Start EXTRACTED DATA
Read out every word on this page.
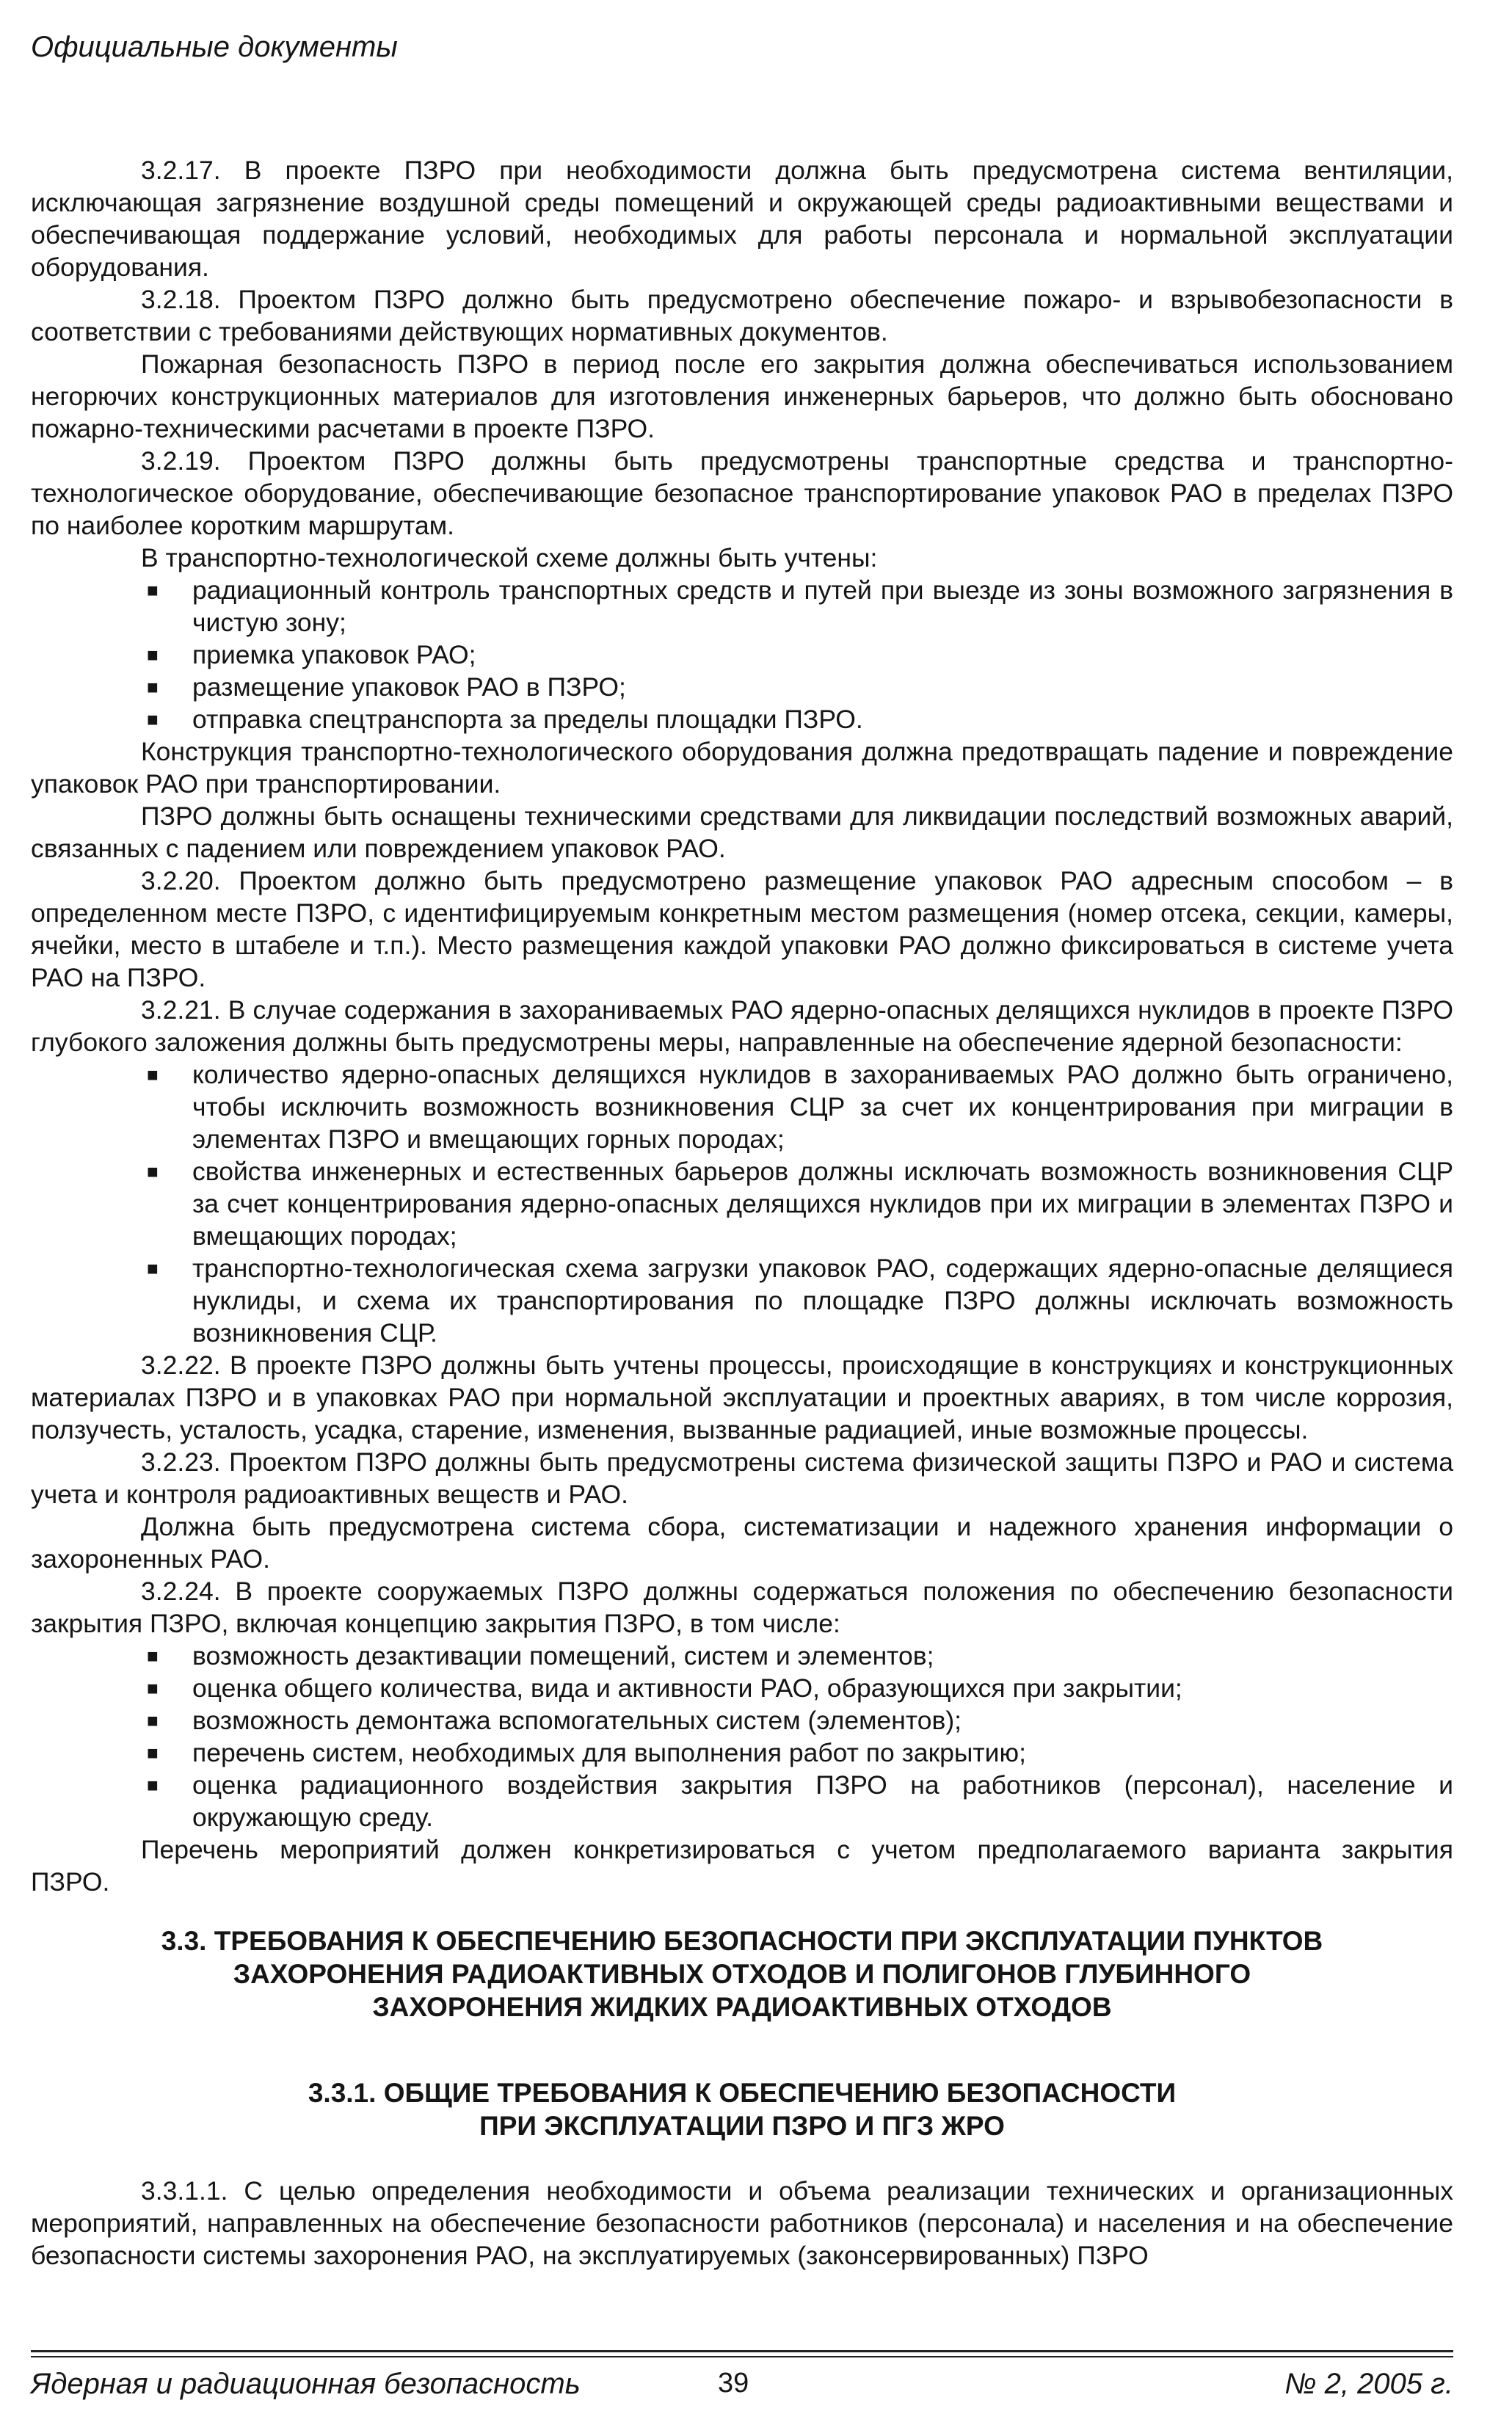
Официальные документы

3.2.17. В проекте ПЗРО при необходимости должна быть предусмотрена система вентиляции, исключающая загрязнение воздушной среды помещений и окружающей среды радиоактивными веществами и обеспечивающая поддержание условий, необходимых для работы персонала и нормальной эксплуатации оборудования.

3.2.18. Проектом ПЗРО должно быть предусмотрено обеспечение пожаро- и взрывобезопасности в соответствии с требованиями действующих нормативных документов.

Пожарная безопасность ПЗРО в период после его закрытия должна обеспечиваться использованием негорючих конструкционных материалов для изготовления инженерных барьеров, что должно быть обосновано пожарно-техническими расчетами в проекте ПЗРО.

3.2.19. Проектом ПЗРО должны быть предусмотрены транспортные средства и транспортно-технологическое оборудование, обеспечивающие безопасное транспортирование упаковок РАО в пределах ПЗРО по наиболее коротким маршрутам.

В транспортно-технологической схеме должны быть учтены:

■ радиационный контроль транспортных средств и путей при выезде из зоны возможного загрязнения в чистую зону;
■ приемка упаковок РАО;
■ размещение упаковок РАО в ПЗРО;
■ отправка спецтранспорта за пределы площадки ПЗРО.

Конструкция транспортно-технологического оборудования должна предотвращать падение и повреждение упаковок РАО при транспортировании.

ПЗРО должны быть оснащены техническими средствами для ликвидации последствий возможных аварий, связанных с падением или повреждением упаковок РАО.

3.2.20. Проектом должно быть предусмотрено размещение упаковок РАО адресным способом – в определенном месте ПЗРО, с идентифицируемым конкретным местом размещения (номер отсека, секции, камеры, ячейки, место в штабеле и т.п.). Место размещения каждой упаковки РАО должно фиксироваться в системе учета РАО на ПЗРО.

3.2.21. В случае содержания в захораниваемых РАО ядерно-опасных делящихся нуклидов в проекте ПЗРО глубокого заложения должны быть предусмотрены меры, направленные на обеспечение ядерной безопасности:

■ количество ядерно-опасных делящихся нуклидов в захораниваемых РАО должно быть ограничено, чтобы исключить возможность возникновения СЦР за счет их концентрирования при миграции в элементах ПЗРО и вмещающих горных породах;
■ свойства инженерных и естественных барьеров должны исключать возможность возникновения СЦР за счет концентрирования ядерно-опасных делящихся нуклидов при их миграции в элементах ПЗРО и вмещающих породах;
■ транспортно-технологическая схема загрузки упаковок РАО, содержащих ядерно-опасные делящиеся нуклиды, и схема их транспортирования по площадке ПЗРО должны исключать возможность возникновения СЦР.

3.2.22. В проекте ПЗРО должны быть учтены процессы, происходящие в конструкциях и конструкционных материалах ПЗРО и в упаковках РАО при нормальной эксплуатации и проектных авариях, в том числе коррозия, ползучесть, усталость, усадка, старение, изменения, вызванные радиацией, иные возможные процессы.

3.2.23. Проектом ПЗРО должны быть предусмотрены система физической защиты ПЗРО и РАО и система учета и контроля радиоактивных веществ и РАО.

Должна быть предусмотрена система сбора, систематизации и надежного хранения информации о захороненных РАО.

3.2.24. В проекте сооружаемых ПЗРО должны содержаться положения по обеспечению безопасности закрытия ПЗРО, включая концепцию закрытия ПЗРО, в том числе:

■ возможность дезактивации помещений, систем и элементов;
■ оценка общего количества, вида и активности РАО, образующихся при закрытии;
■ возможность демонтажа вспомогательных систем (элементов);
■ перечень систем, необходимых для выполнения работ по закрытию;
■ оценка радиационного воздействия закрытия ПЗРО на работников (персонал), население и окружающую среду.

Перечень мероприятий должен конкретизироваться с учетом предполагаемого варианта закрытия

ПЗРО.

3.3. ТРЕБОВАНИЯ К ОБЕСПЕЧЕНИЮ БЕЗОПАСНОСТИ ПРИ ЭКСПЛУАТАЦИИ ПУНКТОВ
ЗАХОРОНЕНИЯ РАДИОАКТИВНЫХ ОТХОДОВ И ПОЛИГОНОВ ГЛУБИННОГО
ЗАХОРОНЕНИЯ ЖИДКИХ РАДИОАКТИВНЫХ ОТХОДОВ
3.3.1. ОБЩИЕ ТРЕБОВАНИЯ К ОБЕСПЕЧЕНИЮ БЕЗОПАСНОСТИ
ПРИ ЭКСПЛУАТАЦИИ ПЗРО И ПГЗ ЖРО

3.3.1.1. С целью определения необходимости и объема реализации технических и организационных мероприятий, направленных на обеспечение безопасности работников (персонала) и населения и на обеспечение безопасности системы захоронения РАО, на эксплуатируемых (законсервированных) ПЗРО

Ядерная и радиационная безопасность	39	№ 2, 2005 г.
End EXTRACTED DATA
Start EXTRACTED DATA
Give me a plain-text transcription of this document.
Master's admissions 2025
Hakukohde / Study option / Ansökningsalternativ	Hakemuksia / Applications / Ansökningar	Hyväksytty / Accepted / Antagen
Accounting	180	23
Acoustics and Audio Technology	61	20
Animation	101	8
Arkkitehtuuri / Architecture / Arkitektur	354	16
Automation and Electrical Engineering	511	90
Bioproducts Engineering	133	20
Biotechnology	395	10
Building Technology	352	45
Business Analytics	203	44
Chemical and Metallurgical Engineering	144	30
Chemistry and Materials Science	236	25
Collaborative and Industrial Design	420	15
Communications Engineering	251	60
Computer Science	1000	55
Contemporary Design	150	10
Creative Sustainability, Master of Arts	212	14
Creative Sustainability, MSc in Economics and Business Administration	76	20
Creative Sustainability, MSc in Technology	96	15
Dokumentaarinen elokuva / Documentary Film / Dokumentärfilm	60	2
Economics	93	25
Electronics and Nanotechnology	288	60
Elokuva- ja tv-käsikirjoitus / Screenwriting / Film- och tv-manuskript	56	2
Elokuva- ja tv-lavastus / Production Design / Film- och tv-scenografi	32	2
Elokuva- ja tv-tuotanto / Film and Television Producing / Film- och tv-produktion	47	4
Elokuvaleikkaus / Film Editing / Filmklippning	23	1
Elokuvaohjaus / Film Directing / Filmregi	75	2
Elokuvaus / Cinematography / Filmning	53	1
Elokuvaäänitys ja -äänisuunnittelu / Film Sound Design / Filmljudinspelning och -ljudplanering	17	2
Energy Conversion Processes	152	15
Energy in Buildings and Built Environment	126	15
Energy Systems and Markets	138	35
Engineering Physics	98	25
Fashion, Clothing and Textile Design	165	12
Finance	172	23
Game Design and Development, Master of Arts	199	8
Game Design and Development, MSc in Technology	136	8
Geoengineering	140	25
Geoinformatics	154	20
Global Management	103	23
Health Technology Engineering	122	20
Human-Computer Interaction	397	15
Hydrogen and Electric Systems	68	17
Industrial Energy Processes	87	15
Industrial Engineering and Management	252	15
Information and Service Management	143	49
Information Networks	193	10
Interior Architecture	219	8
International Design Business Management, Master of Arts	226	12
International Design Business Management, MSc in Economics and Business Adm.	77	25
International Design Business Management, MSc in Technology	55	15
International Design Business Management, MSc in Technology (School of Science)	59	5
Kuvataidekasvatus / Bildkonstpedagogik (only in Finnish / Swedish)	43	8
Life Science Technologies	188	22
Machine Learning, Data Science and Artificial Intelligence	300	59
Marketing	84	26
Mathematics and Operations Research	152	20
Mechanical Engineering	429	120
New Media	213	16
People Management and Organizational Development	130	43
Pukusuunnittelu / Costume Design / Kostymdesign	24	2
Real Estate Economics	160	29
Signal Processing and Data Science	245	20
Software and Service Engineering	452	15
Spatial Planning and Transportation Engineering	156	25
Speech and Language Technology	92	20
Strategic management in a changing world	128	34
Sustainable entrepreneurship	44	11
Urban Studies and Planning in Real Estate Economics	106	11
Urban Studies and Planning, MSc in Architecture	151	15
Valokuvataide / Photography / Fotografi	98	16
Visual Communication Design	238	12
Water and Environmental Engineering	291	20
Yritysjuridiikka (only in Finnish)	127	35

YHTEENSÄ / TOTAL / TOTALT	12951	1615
End EXTRACTED DATA
● **SHORT EXERCISE**
Out of the records, collect only those lines that contain the string "Business".

● **ANSWER FOR THE TASK**
Business Analytics	203	44
Creative Sustainability, MSc in Economics and Business Administration	76	20
International Design Business Management, Master of Arts	226	12
International Design Business Management, MSc in Economics and Business Adm.	77	25
International Design Business Management, MSc in Technology	55	15
International Design Business Management, MSc in Technology (School of Science)	59	5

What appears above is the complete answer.